**What you should do**:
Find how many lines hold the word "snap". Give only the number.

**Records provided**:
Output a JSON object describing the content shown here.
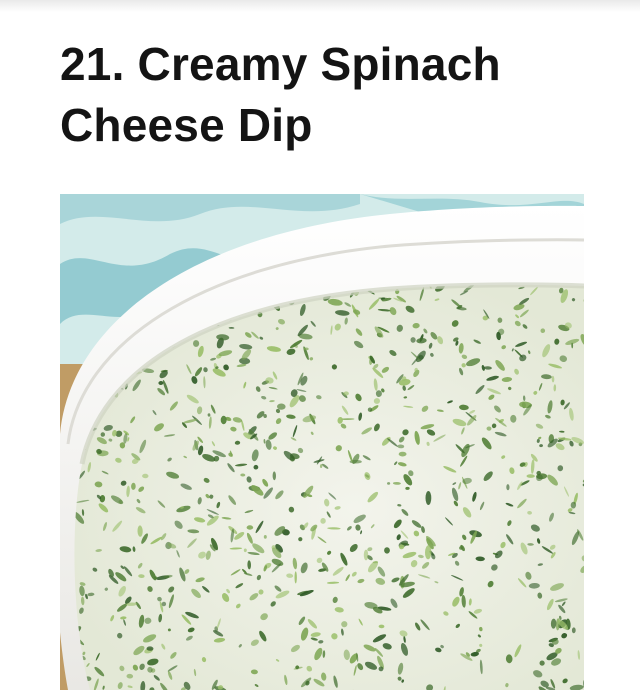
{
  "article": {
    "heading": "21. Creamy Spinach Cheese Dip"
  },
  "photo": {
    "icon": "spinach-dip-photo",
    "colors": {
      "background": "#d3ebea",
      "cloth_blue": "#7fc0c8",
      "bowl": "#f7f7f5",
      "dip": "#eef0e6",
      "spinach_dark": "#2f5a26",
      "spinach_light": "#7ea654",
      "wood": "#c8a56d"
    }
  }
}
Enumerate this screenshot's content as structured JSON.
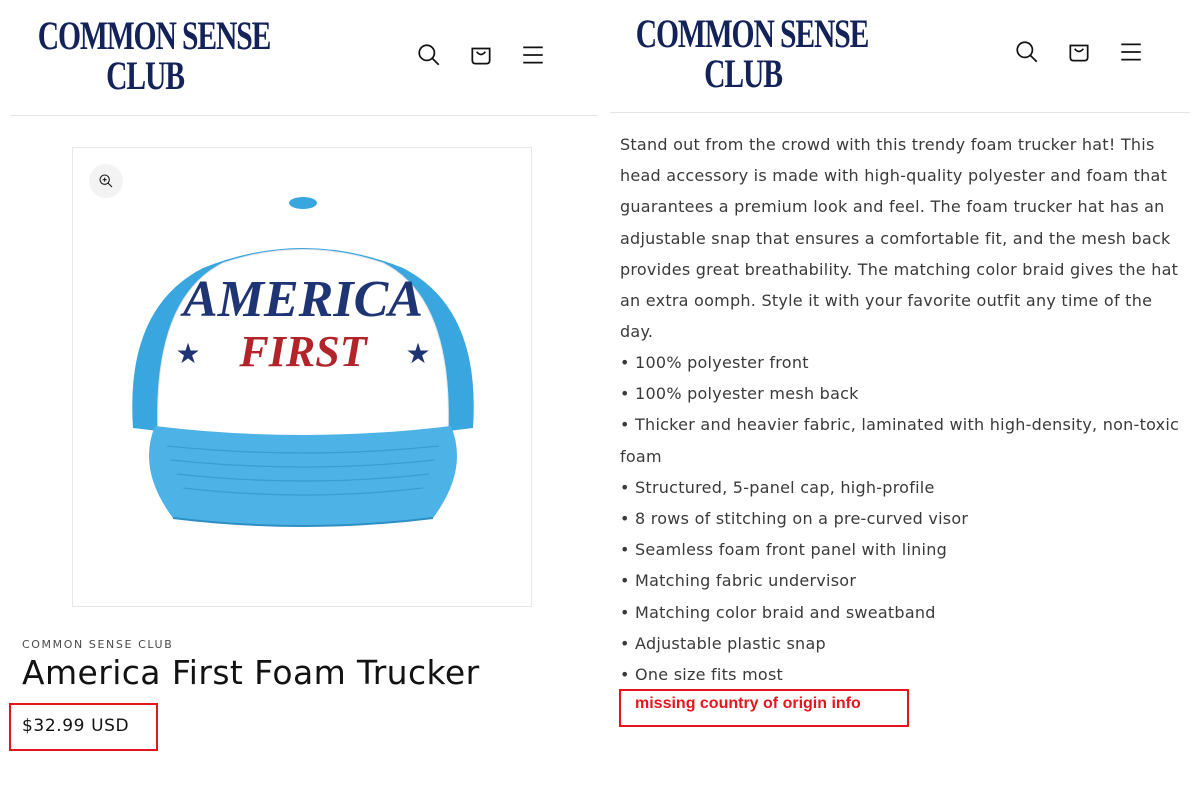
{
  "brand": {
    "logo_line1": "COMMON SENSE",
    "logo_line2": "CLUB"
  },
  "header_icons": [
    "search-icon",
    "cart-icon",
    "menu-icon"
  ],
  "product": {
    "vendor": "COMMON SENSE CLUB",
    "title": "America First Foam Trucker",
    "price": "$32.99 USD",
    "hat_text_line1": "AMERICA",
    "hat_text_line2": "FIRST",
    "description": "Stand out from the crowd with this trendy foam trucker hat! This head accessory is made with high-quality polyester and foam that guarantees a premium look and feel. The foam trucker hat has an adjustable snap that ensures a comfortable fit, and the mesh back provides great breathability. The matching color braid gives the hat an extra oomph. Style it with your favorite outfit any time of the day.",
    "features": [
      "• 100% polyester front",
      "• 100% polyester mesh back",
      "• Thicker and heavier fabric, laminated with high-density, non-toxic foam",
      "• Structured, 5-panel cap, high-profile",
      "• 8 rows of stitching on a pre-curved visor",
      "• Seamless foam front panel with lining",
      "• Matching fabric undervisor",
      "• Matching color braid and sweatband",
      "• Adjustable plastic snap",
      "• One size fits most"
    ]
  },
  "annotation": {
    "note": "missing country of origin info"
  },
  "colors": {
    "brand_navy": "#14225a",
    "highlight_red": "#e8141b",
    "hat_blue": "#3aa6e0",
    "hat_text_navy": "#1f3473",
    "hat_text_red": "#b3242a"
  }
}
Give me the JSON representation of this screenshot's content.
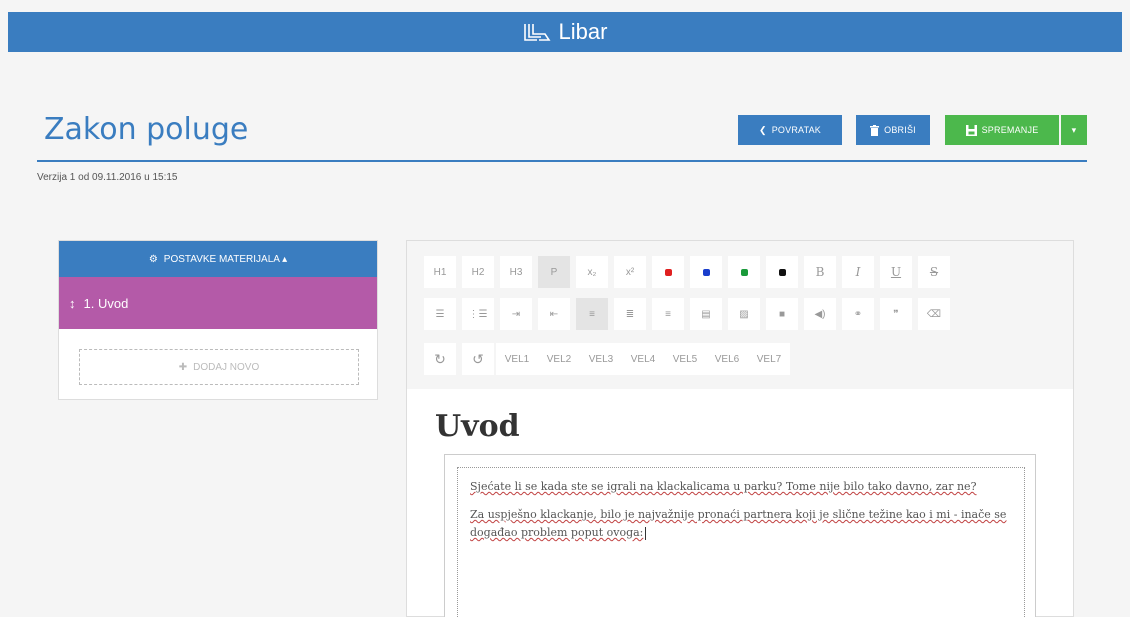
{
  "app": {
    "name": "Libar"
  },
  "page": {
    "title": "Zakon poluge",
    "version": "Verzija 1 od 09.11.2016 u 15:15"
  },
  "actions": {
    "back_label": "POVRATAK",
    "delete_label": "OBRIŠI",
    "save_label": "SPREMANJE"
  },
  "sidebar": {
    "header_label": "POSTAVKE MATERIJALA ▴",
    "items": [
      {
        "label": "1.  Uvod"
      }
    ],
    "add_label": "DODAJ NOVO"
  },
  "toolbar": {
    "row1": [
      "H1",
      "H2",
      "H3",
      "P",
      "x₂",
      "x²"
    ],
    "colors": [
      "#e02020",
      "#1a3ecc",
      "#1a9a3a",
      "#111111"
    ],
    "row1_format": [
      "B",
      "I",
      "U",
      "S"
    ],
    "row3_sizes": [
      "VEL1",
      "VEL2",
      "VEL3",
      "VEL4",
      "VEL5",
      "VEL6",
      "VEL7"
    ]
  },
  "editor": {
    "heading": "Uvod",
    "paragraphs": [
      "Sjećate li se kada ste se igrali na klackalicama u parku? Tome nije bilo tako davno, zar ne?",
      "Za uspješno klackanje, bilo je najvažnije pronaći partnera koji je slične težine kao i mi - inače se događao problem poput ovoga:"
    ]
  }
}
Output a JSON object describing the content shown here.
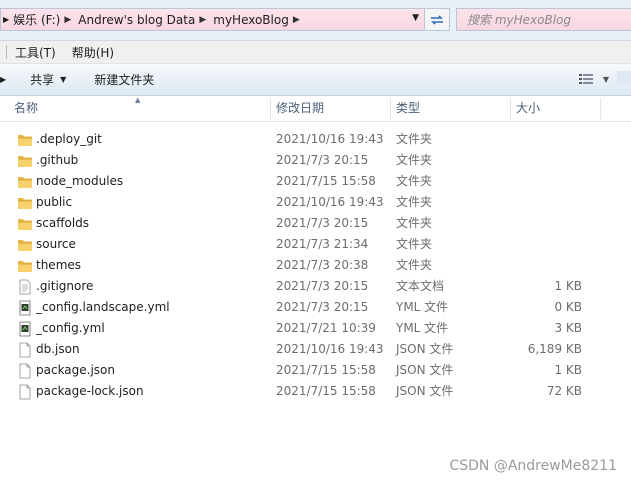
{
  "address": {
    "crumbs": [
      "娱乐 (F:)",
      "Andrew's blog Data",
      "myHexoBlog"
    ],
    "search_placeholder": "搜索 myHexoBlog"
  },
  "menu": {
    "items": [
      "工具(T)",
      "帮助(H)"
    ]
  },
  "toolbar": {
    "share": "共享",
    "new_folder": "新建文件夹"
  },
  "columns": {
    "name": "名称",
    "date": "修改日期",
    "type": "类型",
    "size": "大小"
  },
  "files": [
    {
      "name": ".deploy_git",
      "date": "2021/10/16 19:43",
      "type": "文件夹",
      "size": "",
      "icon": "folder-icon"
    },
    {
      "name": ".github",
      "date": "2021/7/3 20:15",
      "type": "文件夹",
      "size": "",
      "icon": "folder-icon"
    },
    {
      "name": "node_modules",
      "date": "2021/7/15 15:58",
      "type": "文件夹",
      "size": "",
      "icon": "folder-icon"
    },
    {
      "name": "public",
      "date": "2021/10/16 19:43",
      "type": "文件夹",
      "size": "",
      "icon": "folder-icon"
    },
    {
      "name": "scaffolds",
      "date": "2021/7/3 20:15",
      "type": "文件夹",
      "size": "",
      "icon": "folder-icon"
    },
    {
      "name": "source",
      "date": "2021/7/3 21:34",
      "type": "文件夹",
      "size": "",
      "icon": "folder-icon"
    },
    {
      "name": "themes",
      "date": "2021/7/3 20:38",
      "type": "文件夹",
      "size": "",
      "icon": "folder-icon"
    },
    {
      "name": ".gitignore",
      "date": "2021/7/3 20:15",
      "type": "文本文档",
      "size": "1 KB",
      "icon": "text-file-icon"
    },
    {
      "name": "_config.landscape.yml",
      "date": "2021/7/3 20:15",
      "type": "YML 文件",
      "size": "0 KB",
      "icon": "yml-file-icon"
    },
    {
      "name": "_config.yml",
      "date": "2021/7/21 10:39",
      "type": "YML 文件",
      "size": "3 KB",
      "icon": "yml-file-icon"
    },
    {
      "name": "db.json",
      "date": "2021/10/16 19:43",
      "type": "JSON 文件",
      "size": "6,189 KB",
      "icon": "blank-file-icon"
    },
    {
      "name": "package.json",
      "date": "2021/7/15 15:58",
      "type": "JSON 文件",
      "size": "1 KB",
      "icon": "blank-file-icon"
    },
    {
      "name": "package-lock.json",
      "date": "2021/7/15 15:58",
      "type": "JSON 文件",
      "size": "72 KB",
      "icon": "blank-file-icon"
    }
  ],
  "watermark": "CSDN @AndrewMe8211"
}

**Exercise solution**:
2